* [Gestellte Aufgabe A]: Geben Sie aus dem Text über die niederösterreichische Landgerichtsordnung als Vorlage den Abschnitt zwischen „Dasselbe gilt von“ und „generalisiert worden ist.“ einschließlich wortgetreu wieder.
* [Gestellte Aufgabe B]:
Beantworten Sie anhand des Textes über die niederösterreichische Landgerichtsordnung als Vorlage die folgenden Fragen:
(i) Mit welchem Paragraphen der n. ö. L. G. O. stimmt A. 19 I überein?
(ii) In welchen Artikel wurde der Beisatz gestellt, dass der Bestohlene dem auf frischer Tat ertappten Dieb nachsetzen darf?
(iii) Mit welchen Paragraphen der n. ö. L. G. O. weist A. 138 I gewisse textliche Gleichheiten auf?

======== Text des Dokuments ========

Bei A. 18 I zeigt sich die Vorlage, die §§ 1 und 2 n. ö. L. G. O., besonders deutlich; Vorlage und Gesetzestext stimmen fast wörtlich überein.
Dasselbe gilt von A. 19 I, der mit § 8 n. ö. L. G. O. übereinstimmt; lediglich der Zusatz der Vorlage, daß auch der Grundherr, in dessen Gebiet der Täter betreten worden ist, von der Vornahme der peinlichen Frage verständigt werden müsse, ist im Gesetze gestrichen worden.
A. 31 I ist ganz dem § 12 n. ö. L. G. O. nachgebildet. Übrigens enthält auch die Krainer Landgerichtsordnung eine identische Bestimmung.
A. 32 I enthält das generelle Verbot der Ledigung todeswürdiger Verbrecher gegen eine dem Gericht zufallende Geldstrafe. Als Vorlage hat ohne Zweifel der § 13 n. ö. L. G. O. gedient, dessen einschränkende Bestimmung jedoch im Gesetze generalisiert worden ist.
A. 33 I beruht auf dem § 11 n. ö. L. G. O., von dem jedoch nur einige textliche Wendungen entlehnt worden sind, während der Tenor der Vorlage vollständig geändert wurde.
Von A. 138 I, dessen ganz unsystematische und nach dem Vorausgegangenen gänzlich überflüssige, ja sogar widersinnige Aufzählung malefizischer Straftaten Hoegel88.1 zu der Vermutung [Seite: 89] veranlaßt hat, daß ein Bruchstück einer verlorenen steirischen Malefiz-ordnung vorliege, wurde schon früher bemerkt, daß er der Gesetzgebung der Nachbarländer entstammen müsse. Die Entscheidung, welche Landgerichtsordnung die Vorlage gebildet hat, fällt zu Gunsten der niederösterreichischen Landgerichtsordnung aus. Denn diese ist, wie wir bereits erkannt haben, eine von den Kodifikatoren mit besonderer Vorliebe benutzte Quelle gewesen; die Vermutung ist also im Zweifel für sie. Auch gewisse textliche Gleichheiten zwischen dem A. 138 I und den §§ 30 - 49 n. ö. L. G. O. weisen darauf hin, daß nur sie, nicht auch die Krainer Landgerichtsordnung verwendet worden ist. Übrigens kann eine genauere Untersuchung aus dem Grunde unterlassen werden, weil es ganz zweifellos ist, daß die Krainer und die niederösterreichische Landgerichtsordnung miteinander innig verwandt sind; wahrscheinlich ist schon die erstere das Muster der letzteren gewesen. Die Untersuchung spitzt sich also auf die Frage zu, ob die niederösterreichische Landgerichtsordnung direkten oder indirekten Einfluß geübt hat, und diese Frage bietet für uns wenig Interesse. Zu erwähnen ist nur noch, daß die Vorlage vereinzelte Abänderungen erfahren hat; z. B. ist die Bestimmung über das Majestätsverbrechen bedeutend erweitert, beim Diebstahl der Beisatz, daß der Bestohlene dem auf frischer Tat ertappten Dieb nachsetzen und ihm das gestohlene Gut abnehmen dürfe, hier ausgelassen und in den A. 5 I gestellt worden u. s. w. Diese Änderungen erklären sich daraus, daß man bestrebt sein mußte, die Gesetzesstelle wenigstens von den gröbsten Widersprüchen mit dem übrigen Gesetzesinhalt zu reinigen; durch sie ist aus A. 138 I etwas Neues, von der Vorlage Abweichendes geworden, was eben jene früher erwähnte und widerlegte Vermutung Hoegels erzeugt hat.

======== Bereitgestellte Angaben ========

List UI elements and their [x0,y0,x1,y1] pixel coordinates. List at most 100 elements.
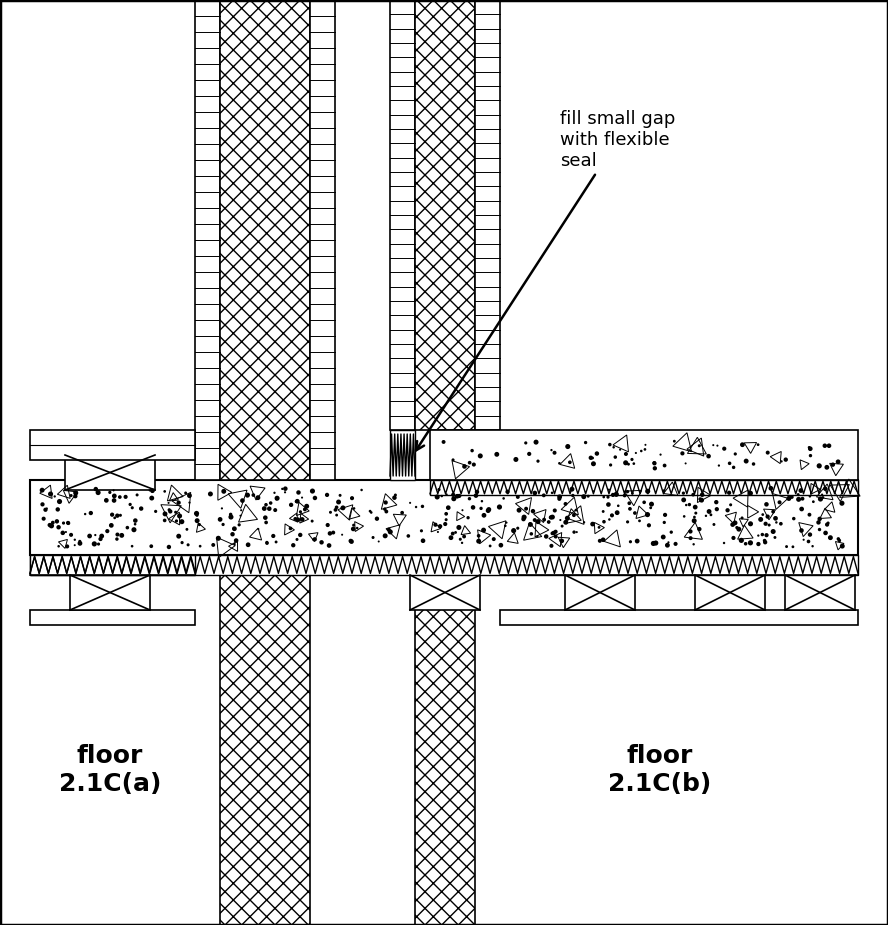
Point [759,528,773,543]
Point [710,495,724,510]
Point [726,531,741,546]
Point [617,488,631,503]
Point [669,536,683,551]
Point [50,514,64,529]
Point [835,496,849,511]
Point [768,511,782,525]
Point [60,539,75,554]
Point [722,486,736,500]
Point [802,440,816,455]
Point [157,513,171,528]
Point [743,486,757,500]
Point [95,529,109,544]
Point [67,537,82,552]
Point [735,438,749,452]
Point [638,442,652,457]
Point [145,490,159,505]
Point [766,504,781,519]
Point [526,504,540,519]
Point [555,519,569,534]
Point [450,488,464,503]
Point [735,511,749,525]
Point [438,517,452,532]
Bar [220,0,310,480]
Point [603,438,617,452]
Point [148,504,163,519]
Point [68,486,83,500]
Point [684,524,698,539]
Point [226,527,240,542]
Point [519,436,533,450]
Point [107,488,122,503]
Point [586,484,600,499]
Point [622,457,636,472]
Point [305,513,320,528]
Point [702,504,717,519]
Point [329,500,344,514]
Point [667,434,681,449]
Point [530,529,544,544]
Point [791,492,805,507]
Point [787,512,801,526]
Point [679,498,694,512]
Point [477,523,491,537]
Point [189,506,203,521]
Point [756,507,770,522]
Point [295,512,309,527]
Point [193,517,207,532]
Point [819,525,833,540]
Point [712,458,726,473]
Point [289,494,304,509]
Point [170,513,184,528]
Point [258,501,272,516]
Point [278,485,292,500]
Point [78,507,92,522]
Point [585,450,599,465]
Point [295,512,309,526]
Bar [415,555,475,925]
Point [803,441,817,456]
Bar [565,575,635,610]
Point [93,532,107,547]
Point [552,489,567,504]
Point [813,522,827,536]
Point [813,459,827,474]
Point [774,454,789,469]
Point [441,500,456,515]
Point [234,503,249,518]
Point [688,500,702,514]
Point [803,507,817,522]
Point [467,457,481,472]
Point [456,503,470,518]
Point [806,494,821,509]
Point [717,536,731,550]
Bar [475,555,500,575]
Point [260,536,274,550]
Point [804,449,818,463]
Bar [30,430,195,460]
Bar [65,455,155,490]
Point [764,481,778,496]
Point [803,489,817,504]
Point [88,527,102,542]
Point [499,515,513,530]
Point [549,524,563,539]
Text: floor
2.1C(b): floor 2.1C(b) [608,744,711,796]
Point [455,536,469,550]
Point [290,494,305,509]
Point [473,449,488,463]
Point [171,495,186,510]
Bar [390,430,415,480]
Point [215,501,229,516]
Point [570,524,584,539]
Point [107,511,122,525]
Point [439,506,453,521]
Point [761,445,775,460]
Point [728,447,742,462]
Point [61,515,75,530]
Bar [430,480,858,495]
Point [686,536,701,551]
Point [268,502,282,517]
Point [229,533,243,548]
Point [267,486,281,500]
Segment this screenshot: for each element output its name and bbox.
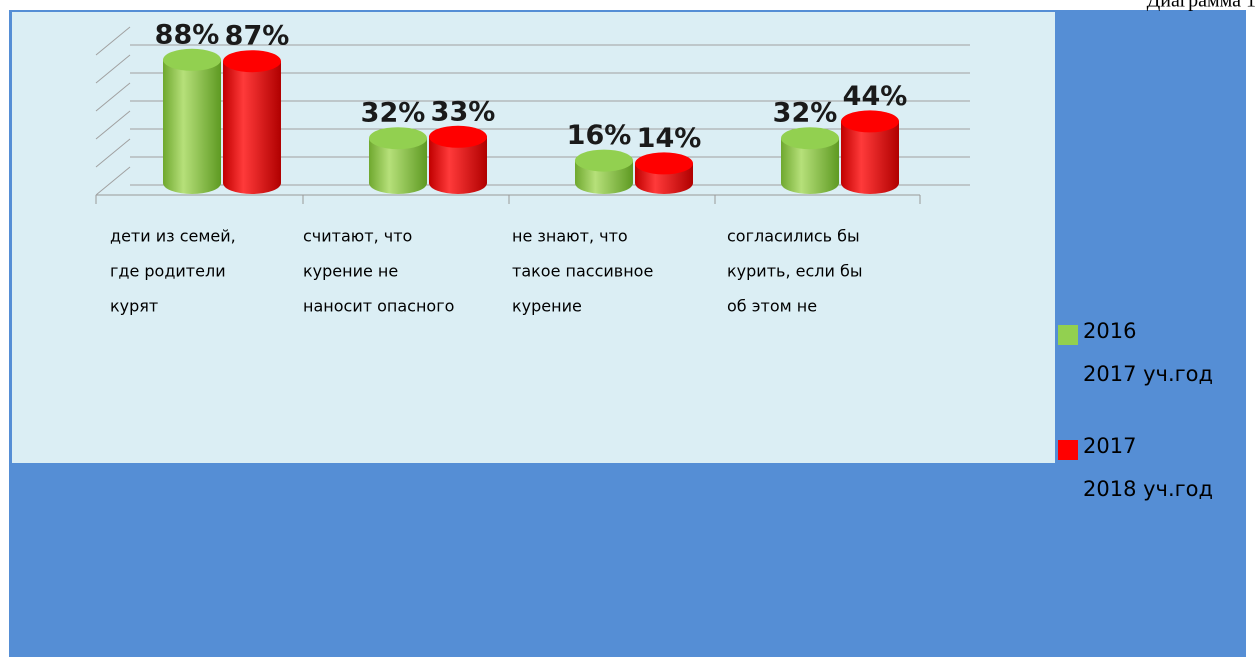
bar-bottom (575, 172, 633, 194)
bar-top (429, 125, 487, 148)
bar-body (223, 61, 281, 184)
x-tick-label: курение не (303, 262, 398, 281)
bar-top (369, 127, 427, 150)
data-label: 32% (361, 98, 426, 129)
bar-bottom (841, 172, 899, 194)
x-tick-label: курят (110, 297, 158, 316)
x-tick-label: наносит опасного (303, 297, 454, 316)
grid-line-side (95, 110, 131, 140)
data-label: 14% (637, 123, 702, 154)
legend-label: 2018 уч.год (1083, 477, 1213, 501)
x-tick-label: такое пассивное (512, 262, 653, 281)
legend-label: 2017 (1083, 434, 1136, 458)
data-label: 44% (843, 81, 908, 112)
legend-label: 2017 уч.год (1083, 362, 1213, 386)
x-tick-label: курение (512, 297, 582, 316)
bar-bottom (369, 172, 427, 194)
x-tick-label: согласились бы (727, 227, 860, 246)
grid-line-side (95, 26, 131, 56)
bar-top (781, 127, 839, 150)
data-label: 33% (431, 96, 496, 127)
x-tick-label: курить, если бы (727, 262, 862, 281)
bar-top (223, 50, 281, 73)
bar-bottom (223, 172, 281, 194)
caption: Диаграмма 1 (1147, 0, 1256, 12)
bar-top (575, 149, 633, 172)
legend-swatch (1058, 440, 1078, 460)
grid-line-side (95, 138, 131, 168)
x-tick-label: дети из семей, (110, 227, 236, 246)
x-tick-label: где родители (110, 262, 226, 281)
legend-swatch (1058, 325, 1078, 345)
data-label: 16% (567, 120, 632, 151)
x-tick-label: считают, что (303, 227, 412, 246)
bar-top (635, 152, 693, 175)
bar-body (163, 59, 221, 183)
bar-bottom (163, 172, 221, 194)
bar-top (841, 110, 899, 133)
data-label: 87% (225, 21, 290, 52)
data-label: 32% (773, 98, 838, 129)
bar-bottom (429, 172, 487, 194)
legend-label: 2016 (1083, 319, 1136, 343)
bar-bottom (781, 172, 839, 194)
x-tick-label: об этом не (727, 297, 817, 316)
grid-line-side (95, 82, 131, 112)
x-tick-label: не знают, что (512, 227, 628, 246)
bar-bottom (635, 172, 693, 194)
bar-top (163, 48, 221, 71)
grid-line-side (95, 166, 131, 196)
grid-line-side (95, 54, 131, 84)
data-label: 88% (155, 19, 220, 50)
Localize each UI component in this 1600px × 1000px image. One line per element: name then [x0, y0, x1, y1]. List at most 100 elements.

========

* [Antwort zur Aufgabe A]:
Dasselbe gilt von A. 19 I, der mit § 8 n. ö. L. G. O. übereinstimmt; lediglich der Zusatz der Vorlage, daß auch der Grundherr, in dessen Gebiet der Täter betreten worden ist, von der Vornahme der peinlichen Frage verständigt werden müsse, ist im Gesetze gestrichen worden.
A. 31 I ist ganz dem § 12 n. ö. L. G. O. nachgebildet. Übrigens enthält auch die Krainer Landgerichtsordnung eine identische Bestimmung.
A. 32 I enthält das generelle Verbot der Ledigung todeswürdiger Verbrecher gegen eine dem Gericht zufallende Geldstrafe. Als Vorlage hat ohne Zweifel der § 13 n. ö. L. G. O. gedient, dessen einschränkende Bestimmung jedoch im Gesetze generalisiert worden ist.

* [Antwort zur Aufgabe B]:
(i) Mit § 8 n. ö. L. G. O.
(ii) In den A. 5 I.
(iii) Mit den §§ 30 - 49 n. ö. L. G. O.